- _Instructions_:
1. Answer these questions using the tutorial on environmental health data analysis, one line each, marked to match:
(a) What type of variables will the data analysis steps focus on?
(b) What name is given to the particulate matter measurements used to gauge the quality of ambient air?
(c) What forms can the values in each level of a variable take?
2. Carry the tutorial on environmental health data analysis forward from the point where it stops.

- _Text block_:
▼

Data Analysis in Environmental Health

Data analysis in environmental health

The purpose of this tutorial is to focus on the principles and processes of analysis of environmental health data. We shall discuss principles of data analysis in general, and environmental health data in particular. The data analysis steps will be focused on analysing categorical variables (see below).

Different types of Data

Constants and Variables

  • Constants. – Some entities have fixed values. These numbers do not change or are accepted as conventional. Example: pi (22/7), e (= 2.713), g (= 9 cm/s^2) and others. All else that change values are termed as variables.


For most entities and for most measurement values change over time, and space and under different circumstances. These measurements are referred to as variables. For example, quality of ambient air can be measured using concentration of some particulate matters that drift from above to the ground at certain speed levels. These are known as PM10. As PM10 concentrations vary over time, air quality is a variable. Thus PM10 is a variable too. Every variable has “levels”; each level contains values in the form of numbers or texts, or numbers as texts.


In categorical variables, each level is distinct from each other.

▲

- _Supplied entries_:
▼

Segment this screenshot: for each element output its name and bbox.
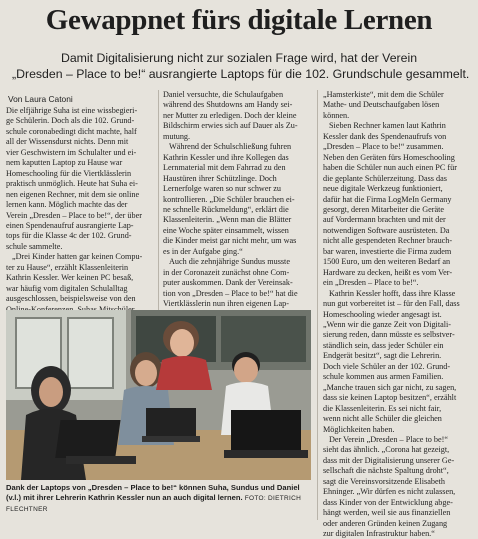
article-line: während des Shutdowns am Handy sei-: [163, 100, 293, 110]
article-line: „Dresden – Place to be!“ zusammen.: [323, 142, 444, 152]
article-line: tops für die Klasse 4c der 102. Grund-: [6, 231, 132, 241]
article-line: dass Kinder von der Entwicklung abge-: [323, 497, 453, 507]
article-line: zur digitalen Infrastruktur haben.“: [323, 529, 435, 539]
article-line: Möglichkeiten haben.: [323, 424, 395, 434]
photo-caption: [6, 483, 311, 515]
article-line: schule coronabedingt dicht machte, half: [6, 126, 137, 136]
article-line: „Wenn wir die ganze Zeit von Digitali-: [323, 319, 452, 329]
article-line: dass mit der Digitalisierung unserer Ge-: [323, 455, 455, 465]
article-column-3: [323, 90, 471, 539]
article-line: haben die Schüler nun auch einen PC für: [323, 163, 457, 173]
article-line: Klassenleiterin. „Wenn man die Blätter: [163, 215, 292, 225]
article-paragraph: [323, 435, 471, 539]
article-line: eine Woche später einsammelt, wissen: [163, 225, 289, 235]
article-line: nicht alle gespendeten Rechner brauch-: [323, 236, 453, 246]
article-line: Bildschirm erwies sich auf Dauer als Zu-: [163, 121, 298, 131]
article-line: hängt werden, weil sie aus finanziellen: [323, 508, 451, 518]
article-line: vier Geschwistern im Schulalter und ei-: [6, 147, 137, 157]
article-line: Sieben Rechner kamen laut Kathrin: [329, 121, 446, 131]
article-line: es in der Aufgabe ging.“: [163, 246, 243, 256]
article-line: „Manche trauen sich gar nicht, zu sagen,: [323, 382, 457, 392]
article-line: neue digitale Werkzeug funktioniert,: [323, 184, 443, 194]
column-divider: [317, 90, 318, 520]
article-line: mutung.: [163, 131, 191, 141]
article-paragraph: [6, 252, 154, 315]
article-paragraph: [323, 90, 471, 121]
article-line: kontrollieren. „Die Schüler brauchen ei-: [163, 194, 295, 204]
article-line: sellschaft die nächste Spaltung droht“,: [323, 466, 449, 476]
article-line: Ehninger. „Wir dürfen es nicht zulassen,: [323, 487, 456, 497]
article-line: ständlich sein, dass jeder Schüler ein: [323, 340, 444, 350]
article-line: sieht das ähnlich. „Corona hat gezeigt,: [323, 445, 450, 455]
article-line: all der Wissensdurst nichts. Denn mit: [6, 137, 129, 147]
article-line: notwendigen Software ausrüsteten. Da: [323, 225, 450, 235]
article-line: Kessler dank des Spendenaufrufs von: [323, 131, 447, 141]
caption-text: Dank der Laptops von „Dresden – Place to be!“ können Suha, Sundus und Daniel (v.l.) mit ihrer Lehrerin Kathrin Kessler nun an auch digital lernen.: [6, 483, 300, 502]
article-line: dass sie keinen Laptop besitzen“, erzählt: [323, 393, 457, 403]
article-paragraph: [163, 142, 311, 257]
article-line: Haustüren ihrer Schützlinge. Doch: [163, 173, 277, 183]
article-paragraph: [323, 121, 471, 288]
headline: Gewappnet fürs digitale Lernen: [45, 4, 433, 36]
article-line: die Kinder meist gar nicht mehr, um was: [163, 236, 297, 246]
article-line: schule sammelte.: [6, 241, 63, 251]
subheadline: [12, 50, 470, 82]
article-line: in der Coronazeit zunächst ohne Com-: [163, 267, 290, 277]
article-line: ne schnelle Rückmeldung“, erklärt die: [163, 204, 289, 214]
article-line: Kathrin Kessler hofft, dass ihre Klasse: [329, 288, 456, 298]
article-line: wenn nicht alle Schüler die gleichen: [323, 414, 442, 424]
article-line: Kathrin Kessler und ihre Kollegen das: [163, 152, 289, 162]
photo-credit: FOTO: DIETRICH FLECHTNER: [6, 495, 302, 513]
article-line: sierung reden, dann müsste es selbstver-: [323, 330, 455, 340]
article-line: bar waren, investierte die Firma zudem: [323, 246, 452, 256]
article-line: Die elfjährige Suha ist eine wissbegieri-: [6, 106, 138, 115]
article-line: Kathrin Kessler. Wer keinen PC besaß,: [6, 273, 134, 283]
article-line: ausgeschlossen, beispielsweise von den: [6, 294, 136, 304]
article-line: Lernerfolge waren so nur schwer zu: [163, 184, 281, 194]
article-line: tion von „Dresden – Place to be!“ hat die: [163, 288, 298, 298]
article-line: Verein „Dresden – Place to be!“, der über: [6, 210, 142, 220]
article-line: ge Schülerin. Doch als die 102. Grund-: [6, 116, 135, 126]
article-line: ner Mutter zu erledigen. Doch der kleine: [163, 110, 297, 120]
article-line: lernen kann. Möglich machte das der: [6, 200, 128, 210]
article-line: Während der Schulschließung fuhren: [169, 142, 292, 152]
article-line: „Hamsterkiste“, mit dem die Schüler: [323, 90, 444, 99]
article-line: Viertklässlerin nun ihren eigenen Lap-: [163, 299, 289, 309]
subheadline-line: Damit Digitalisierung nicht zur sozialen Frage wird, hat der Verein: [60, 51, 418, 65]
article-line: sagt die Vereinsvorsitzende Elisabeth: [323, 476, 445, 486]
subheadline-line: „Dresden – Place to be!“ ausrangierte Laptops für die 102. Grundschule gesammelt.: [12, 67, 470, 81]
article-line: einen Spendenaufruf ausrangierte Lap-: [6, 220, 134, 230]
article-photo: [6, 310, 311, 480]
article-line: nem kaputten Laptop zu Hause war: [6, 158, 123, 168]
article-line: können.: [323, 110, 350, 120]
article-line: Daniel versuchte, die Schulaufgaben: [163, 90, 284, 99]
article-line: Neben den Geräten fürs Homeschooling: [323, 152, 455, 162]
article-line: puter auskommen. Dank der Vereinsak-: [163, 278, 293, 288]
article-line: „Drei Kinder hatten gar keinen Compu-: [12, 252, 143, 262]
article-column-1: [6, 106, 154, 315]
article-line: die geplante Schülerzeitung. Dass das: [323, 173, 447, 183]
article-line: war häufig vom digitalen Schulalltag: [6, 283, 128, 293]
article-line: Doch viele Schüler an der 102. Grund-: [323, 361, 451, 371]
article-line: ter zu Hause“, erzählt Klassenleiterin: [6, 262, 129, 272]
article-line: Auch die zehnjährige Sundus musste: [169, 257, 290, 267]
article-paragraph: [6, 106, 154, 252]
article-line: Homeschooling für die Viertklässlerin: [6, 168, 132, 178]
article-line: Lernmaterial mit dem Fahrrad zu den: [163, 163, 286, 173]
article-line: oder anderen Gründen keinen Zugang: [323, 518, 448, 528]
article-line: ein „Dresden – Place to be!“.: [323, 278, 419, 288]
article-paragraph: [323, 289, 471, 435]
article-line: dafür hat die Firma LogMeIn Germany: [323, 194, 452, 204]
article-paragraph: [163, 90, 311, 142]
article-line: 1500 Euro, um den weiteren Bedarf an: [323, 257, 451, 267]
article-line: Hardware zu decken, heißt es vom Ver-: [323, 267, 453, 277]
article-line: die Klassenleiterin. Es sei nicht fair,: [323, 403, 442, 413]
article-line: schule kommen aus armen Familien.: [323, 372, 444, 382]
article-line: praktisch unmöglich. Heute hat Suha ei-: [6, 179, 138, 189]
article-line: auf Vordermann brachten und mit der: [323, 215, 446, 225]
article-line: nun gut vorbereitet ist – für den Fall, dass: [323, 299, 460, 309]
article-line: Der Verein „Dresden – Place to be!“: [329, 434, 448, 444]
article-line: Homeschooling wieder angesagt ist.: [323, 309, 442, 319]
column-divider: [158, 90, 159, 310]
article-line: nen eigenen Rechner, mit dem sie online: [6, 189, 140, 199]
article-column-2: [163, 90, 311, 320]
article-line: Mathe- und Deutschaufgaben lösen: [323, 100, 440, 110]
article-line: Endgerät besitzt“, sagt die Lehrerin.: [323, 351, 442, 361]
article-line: gesorgt, deren Mitarbeiter die Geräte: [323, 204, 445, 214]
byline: Von Laura Catoni: [8, 94, 73, 104]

▲

- _The answers_:
1.
(a) Categorical variables.
(b) PM10.
(c) Numbers, texts, or numbers as texts.

2.
* Nominal. – These have individual levels that are “names”. Each level is distinct and is equal to each other. Examples include “name” variable, identity codes (ID), gender (“male”, “female”), level of contamination of a site (“contaminated”, “not contaminated”)
* Ordinal. – The levels are distinct from each other and are rank ordered (“good”, “better”, “best”), Examples include level of contamination of a site (“not contaminated” , “some contamination”, “heavily contaminated”).

Continuous. – Here, individual levels as numbers are on a continuum.

  • Interval. – This is a continuous linear sequence of numbers. For interval variables, no concept of an absolute zero exists. Absolute zero means that a value of 0 assigned to a measurement indicates that this entity does not exist. An example of interval variable is heat measured in centigrades. When temperature or heat content is measured using centigrade or Fahrenheit, a value of zero degree centigrade or fahrenheit indicates a certain amount of heat content, but not absence of heat. A temperature of 5 degree centigrade is 4 points more than 1 degree. It does not mean that heat content of 5 degrees centigrade is 5 times that of an object with temperature of 1 degree centigrade, There is no notion of an absolute zero reference point when heat is measured in centigrade scale.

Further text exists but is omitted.